▶ EXTRACTED INFORMATION:
■ ■ ■ ■

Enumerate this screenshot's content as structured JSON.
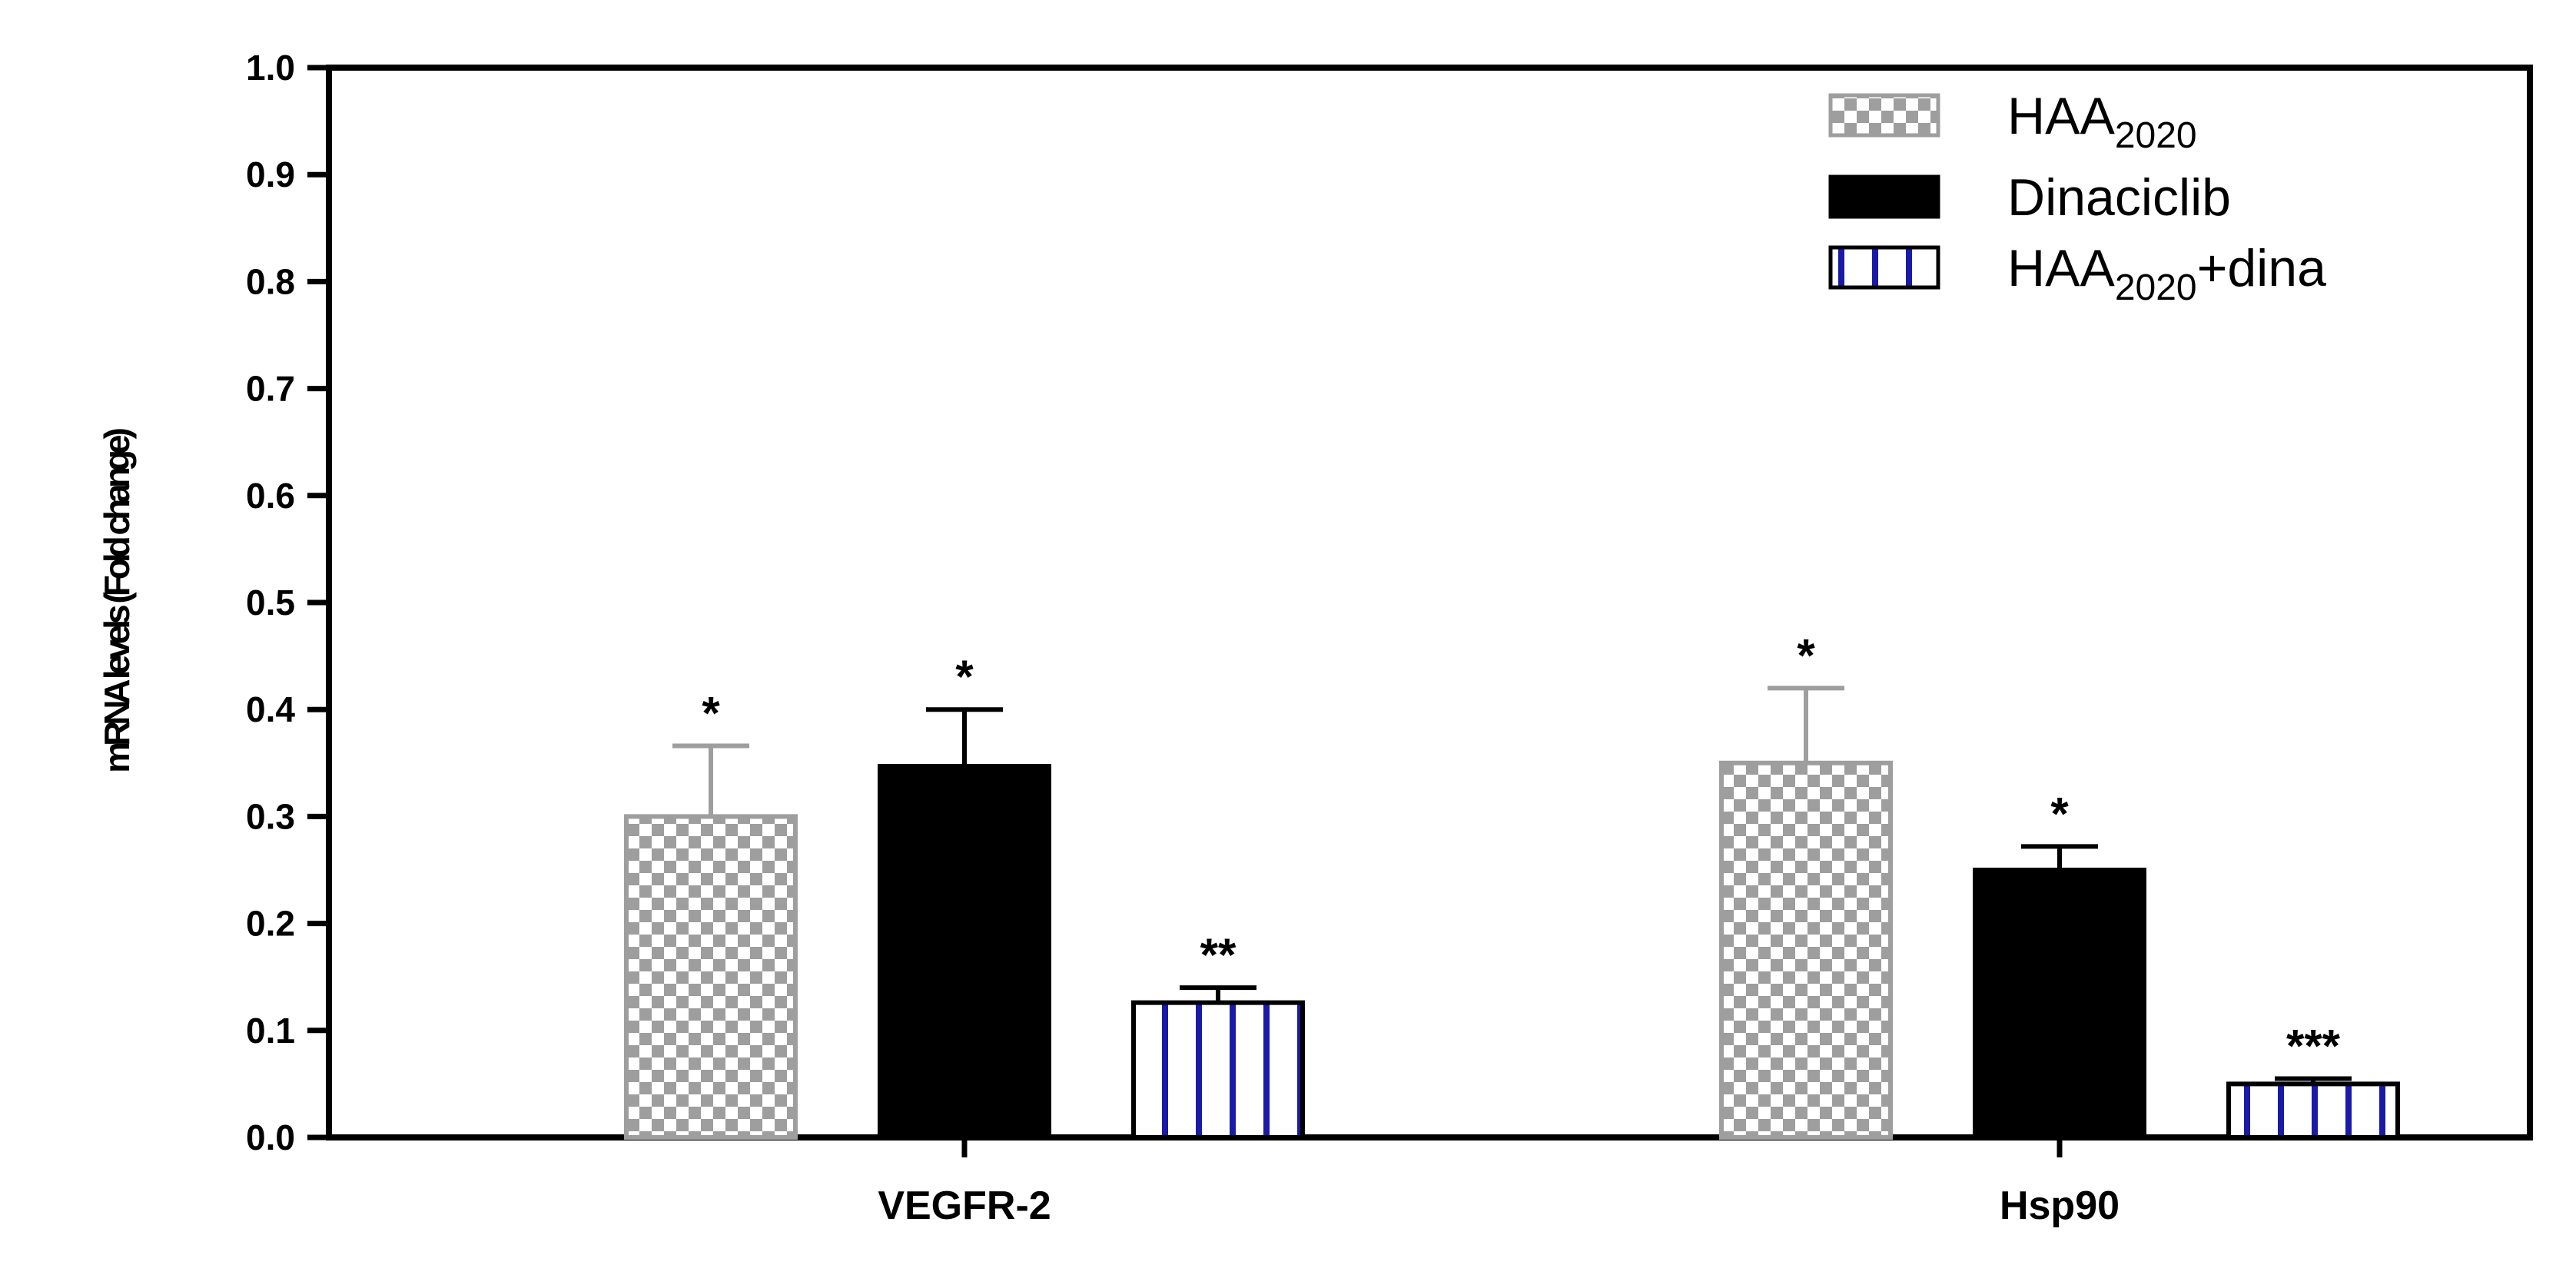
{
  "chart_data": {
    "type": "bar",
    "categories": [
      "VEGFR-2",
      "Hsp90"
    ],
    "ylabel": "mRNA levels (Fold change)",
    "ylim": [
      0.0,
      1.0
    ],
    "yticks": [
      "0.0",
      "0.1",
      "0.2",
      "0.3",
      "0.4",
      "0.5",
      "0.6",
      "0.7",
      "0.8",
      "0.9",
      "1.0"
    ],
    "legend_position": "top-right",
    "series": [
      {
        "name": "HAA2020",
        "name_main": "HAA",
        "name_sub": "2020",
        "name_suffix": "",
        "values": [
          0.3,
          0.35
        ],
        "errors": [
          0.066,
          0.07
        ],
        "significance": [
          "*",
          "*"
        ],
        "pattern": "checker",
        "color": "#9e9e9e"
      },
      {
        "name": "Dinaciclib",
        "name_main": "Dinaciclib",
        "name_sub": "",
        "name_suffix": "",
        "values": [
          0.347,
          0.25
        ],
        "errors": [
          0.053,
          0.022
        ],
        "significance": [
          "*",
          "*"
        ],
        "pattern": "solid",
        "color": "#000000"
      },
      {
        "name": "HAA2020+dina",
        "name_main": "HAA",
        "name_sub": "2020",
        "name_suffix": "+dina",
        "values": [
          0.126,
          0.05
        ],
        "errors": [
          0.014,
          0.005
        ],
        "significance": [
          "**",
          "***"
        ],
        "pattern": "vertical-stripes",
        "color": "#1a1aa8"
      }
    ]
  }
}
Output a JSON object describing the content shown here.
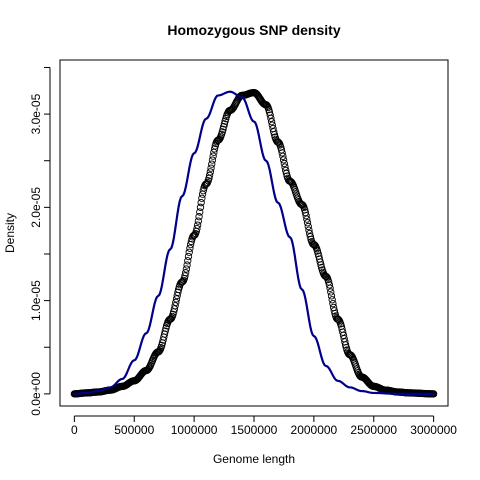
{
  "chart_data": {
    "type": "line",
    "title": "Homozygous SNP density",
    "xlabel": "Genome length",
    "ylabel": "Density",
    "xlim": [
      -120000,
      3120000
    ],
    "ylim": [
      -1.3e-06,
      3.58e-05
    ],
    "x_ticks": [
      0,
      500000,
      1000000,
      1500000,
      2000000,
      2500000,
      3000000
    ],
    "x_tick_labels": [
      "0",
      "500000",
      "1000000",
      "1500000",
      "2000000",
      "2500000",
      "3000000"
    ],
    "y_ticks": [
      0,
      5e-06,
      1e-05,
      1.5e-05,
      2e-05,
      2.5e-05,
      3e-05,
      3.5e-05
    ],
    "y_tick_labels": [
      "0.0e+00",
      "",
      "1.0e-05",
      "",
      "2.0e-05",
      "",
      "3.0e-05",
      ""
    ],
    "grid": false,
    "legend": "none",
    "series": [
      {
        "style": "line",
        "color": "#00008b",
        "points": [
          [
            0,
            0
          ],
          [
            100000,
            1e-07
          ],
          [
            200000,
            3e-07
          ],
          [
            300000,
            7e-07
          ],
          [
            400000,
            1.6e-06
          ],
          [
            500000,
            3.6e-06
          ],
          [
            600000,
            6.5e-06
          ],
          [
            700000,
            1.05e-05
          ],
          [
            800000,
            1.55e-05
          ],
          [
            900000,
            2.12e-05
          ],
          [
            1000000,
            2.58e-05
          ],
          [
            1100000,
            2.95e-05
          ],
          [
            1200000,
            3.2e-05
          ],
          [
            1300000,
            3.24e-05
          ],
          [
            1400000,
            3.18e-05
          ],
          [
            1500000,
            2.92e-05
          ],
          [
            1600000,
            2.5e-05
          ],
          [
            1700000,
            2.05e-05
          ],
          [
            1800000,
            1.68e-05
          ],
          [
            1900000,
            1.12e-05
          ],
          [
            2000000,
            6.2e-06
          ],
          [
            2100000,
            3e-06
          ],
          [
            2200000,
            1.4e-06
          ],
          [
            2300000,
            7e-07
          ],
          [
            2400000,
            3e-07
          ],
          [
            2500000,
            1e-07
          ],
          [
            2700000,
            0.0
          ],
          [
            3000000,
            0.0
          ]
        ]
      },
      {
        "style": "points",
        "color": "#000000",
        "points": [
          [
            0,
            0
          ],
          [
            100000,
            1e-07
          ],
          [
            200000,
            2e-07
          ],
          [
            300000,
            4e-07
          ],
          [
            400000,
            8e-07
          ],
          [
            500000,
            1.4e-06
          ],
          [
            600000,
            2.5e-06
          ],
          [
            700000,
            4.5e-06
          ],
          [
            800000,
            8e-06
          ],
          [
            900000,
            1.2e-05
          ],
          [
            1000000,
            1.7e-05
          ],
          [
            1100000,
            2.25e-05
          ],
          [
            1200000,
            2.72e-05
          ],
          [
            1300000,
            3.04e-05
          ],
          [
            1400000,
            3.2e-05
          ],
          [
            1500000,
            3.23e-05
          ],
          [
            1600000,
            3.1e-05
          ],
          [
            1700000,
            2.7e-05
          ],
          [
            1800000,
            2.28e-05
          ],
          [
            1900000,
            2.03e-05
          ],
          [
            2000000,
            1.6e-05
          ],
          [
            2100000,
            1.26e-05
          ],
          [
            2200000,
            8e-06
          ],
          [
            2300000,
            4.2e-06
          ],
          [
            2400000,
            1.8e-06
          ],
          [
            2500000,
            8e-07
          ],
          [
            2600000,
            4e-07
          ],
          [
            2700000,
            2e-07
          ],
          [
            2800000,
            1e-07
          ],
          [
            3000000,
            0.0
          ]
        ]
      }
    ]
  }
}
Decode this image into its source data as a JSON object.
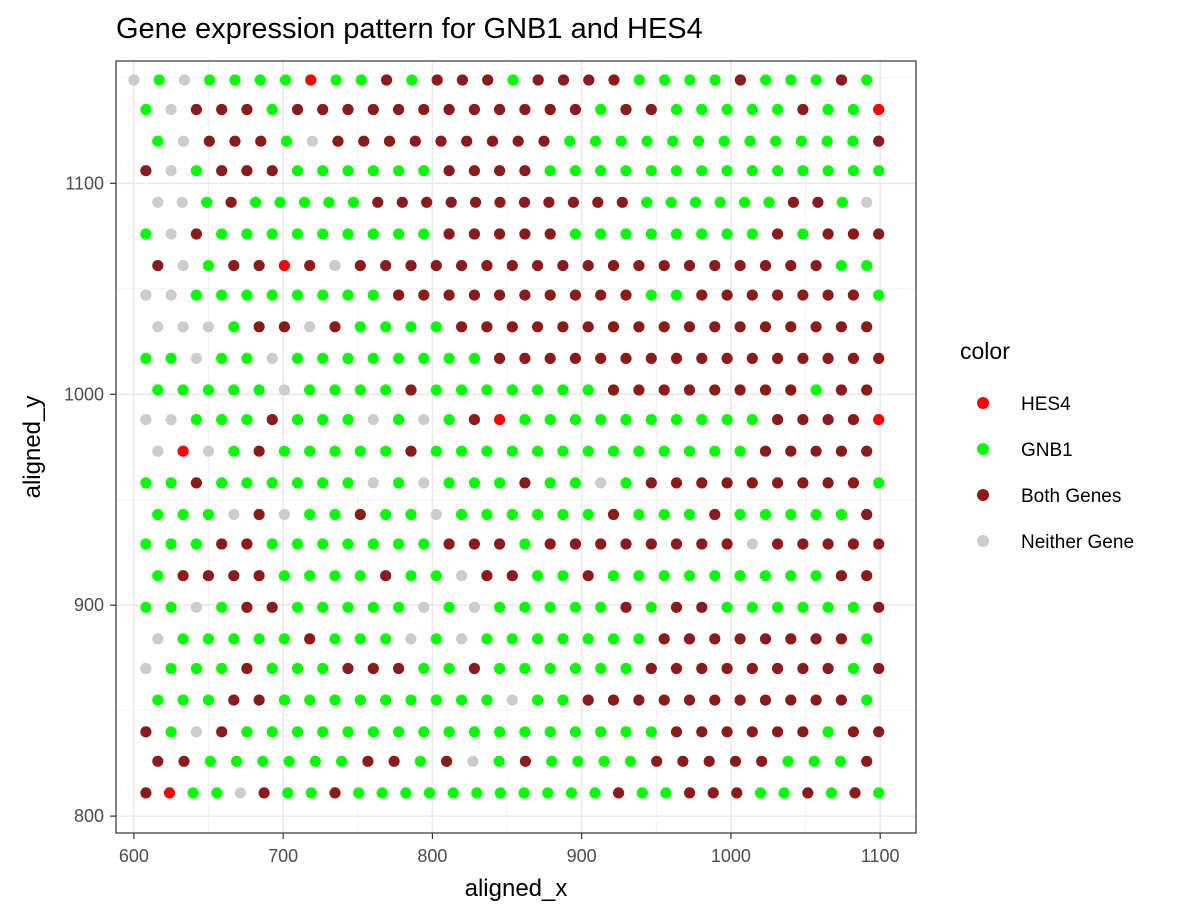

■ ■ ■ ■

▶ WHAT YOU ARE ASKED TO DO: Output the complete listing exactly. Pictures stay out.

▶ ANSWER FOR THE TASK:
Enumerate this screenshot's content as structured JSON.
{
  "chart_data": {
    "type": "bar",
    "categories": [
      "VEGFR-2",
      "Hsp90"
    ],
    "ylabel": "mRNA levels (Fold change)",
    "ylim": [
      0.0,
      1.0
    ],
    "yticks": [
      "0.0",
      "0.1",
      "0.2",
      "0.3",
      "0.4",
      "0.5",
      "0.6",
      "0.7",
      "0.8",
      "0.9",
      "1.0"
    ],
    "legend_position": "top-right",
    "series": [
      {
        "name": "HAA2020",
        "name_main": "HAA",
        "name_sub": "2020",
        "name_suffix": "",
        "values": [
          0.3,
          0.35
        ],
        "errors": [
          0.066,
          0.07
        ],
        "significance": [
          "*",
          "*"
        ],
        "pattern": "checker",
        "color": "#9e9e9e"
      },
      {
        "name": "Dinaciclib",
        "name_main": "Dinaciclib",
        "name_sub": "",
        "name_suffix": "",
        "values": [
          0.347,
          0.25
        ],
        "errors": [
          0.053,
          0.022
        ],
        "significance": [
          "*",
          "*"
        ],
        "pattern": "solid",
        "color": "#000000"
      },
      {
        "name": "HAA2020+dina",
        "name_main": "HAA",
        "name_sub": "2020",
        "name_suffix": "+dina",
        "values": [
          0.126,
          0.05
        ],
        "errors": [
          0.014,
          0.005
        ],
        "significance": [
          "**",
          "***"
        ],
        "pattern": "vertical-stripes",
        "color": "#1a1aa8"
      }
    ]
  }
}
Output a JSON object describing the content shown here.
{
  "chart_data": {
    "type": "line",
    "title": "Homozygous SNP density",
    "xlabel": "Genome length",
    "ylabel": "Density",
    "xlim": [
      -120000,
      3120000
    ],
    "ylim": [
      -1.3e-06,
      3.58e-05
    ],
    "x_ticks": [
      0,
      500000,
      1000000,
      1500000,
      2000000,
      2500000,
      3000000
    ],
    "x_tick_labels": [
      "0",
      "500000",
      "1000000",
      "1500000",
      "2000000",
      "2500000",
      "3000000"
    ],
    "y_ticks": [
      0,
      5e-06,
      1e-05,
      1.5e-05,
      2e-05,
      2.5e-05,
      3e-05,
      3.5e-05
    ],
    "y_tick_labels": [
      "0.0e+00",
      "",
      "1.0e-05",
      "",
      "2.0e-05",
      "",
      "3.0e-05",
      ""
    ],
    "grid": false,
    "legend": "none",
    "series": [
      {
        "style": "line",
        "color": "#00008b",
        "points": [
          [
            0,
            0
          ],
          [
            100000,
            1e-07
          ],
          [
            200000,
            3e-07
          ],
          [
            300000,
            7e-07
          ],
          [
            400000,
            1.6e-06
          ],
          [
            500000,
            3.6e-06
          ],
          [
            600000,
            6.5e-06
          ],
          [
            700000,
            1.05e-05
          ],
          [
            800000,
            1.55e-05
          ],
          [
            900000,
            2.12e-05
          ],
          [
            1000000,
            2.58e-05
          ],
          [
            1100000,
            2.95e-05
          ],
          [
            1200000,
            3.2e-05
          ],
          [
            1300000,
            3.24e-05
          ],
          [
            1400000,
            3.18e-05
          ],
          [
            1500000,
            2.92e-05
          ],
          [
            1600000,
            2.5e-05
          ],
          [
            1700000,
            2.05e-05
          ],
          [
            1800000,
            1.68e-05
          ],
          [
            1900000,
            1.12e-05
          ],
          [
            2000000,
            6.2e-06
          ],
          [
            2100000,
            3e-06
          ],
          [
            2200000,
            1.4e-06
          ],
          [
            2300000,
            7e-07
          ],
          [
            2400000,
            3e-07
          ],
          [
            2500000,
            1e-07
          ],
          [
            2700000,
            0.0
          ],
          [
            3000000,
            0.0
          ]
        ]
      },
      {
        "style": "points",
        "color": "#000000",
        "points": [
          [
            0,
            0
          ],
          [
            100000,
            1e-07
          ],
          [
            200000,
            2e-07
          ],
          [
            300000,
            4e-07
          ],
          [
            400000,
            8e-07
          ],
          [
            500000,
            1.4e-06
          ],
          [
            600000,
            2.5e-06
          ],
          [
            700000,
            4.5e-06
          ],
          [
            800000,
            8e-06
          ],
          [
            900000,
            1.2e-05
          ],
          [
            1000000,
            1.7e-05
          ],
          [
            1100000,
            2.25e-05
          ],
          [
            1200000,
            2.72e-05
          ],
          [
            1300000,
            3.04e-05
          ],
          [
            1400000,
            3.2e-05
          ],
          [
            1500000,
            3.23e-05
          ],
          [
            1600000,
            3.1e-05
          ],
          [
            1700000,
            2.7e-05
          ],
          [
            1800000,
            2.28e-05
          ],
          [
            1900000,
            2.03e-05
          ],
          [
            2000000,
            1.6e-05
          ],
          [
            2100000,
            1.26e-05
          ],
          [
            2200000,
            8e-06
          ],
          [
            2300000,
            4.2e-06
          ],
          [
            2400000,
            1.8e-06
          ],
          [
            2500000,
            8e-07
          ],
          [
            2600000,
            4e-07
          ],
          [
            2700000,
            2e-07
          ],
          [
            2800000,
            1e-07
          ],
          [
            3000000,
            0.0
          ]
        ]
      }
    ]
  }
}
Decode this image into its source data as a JSON object.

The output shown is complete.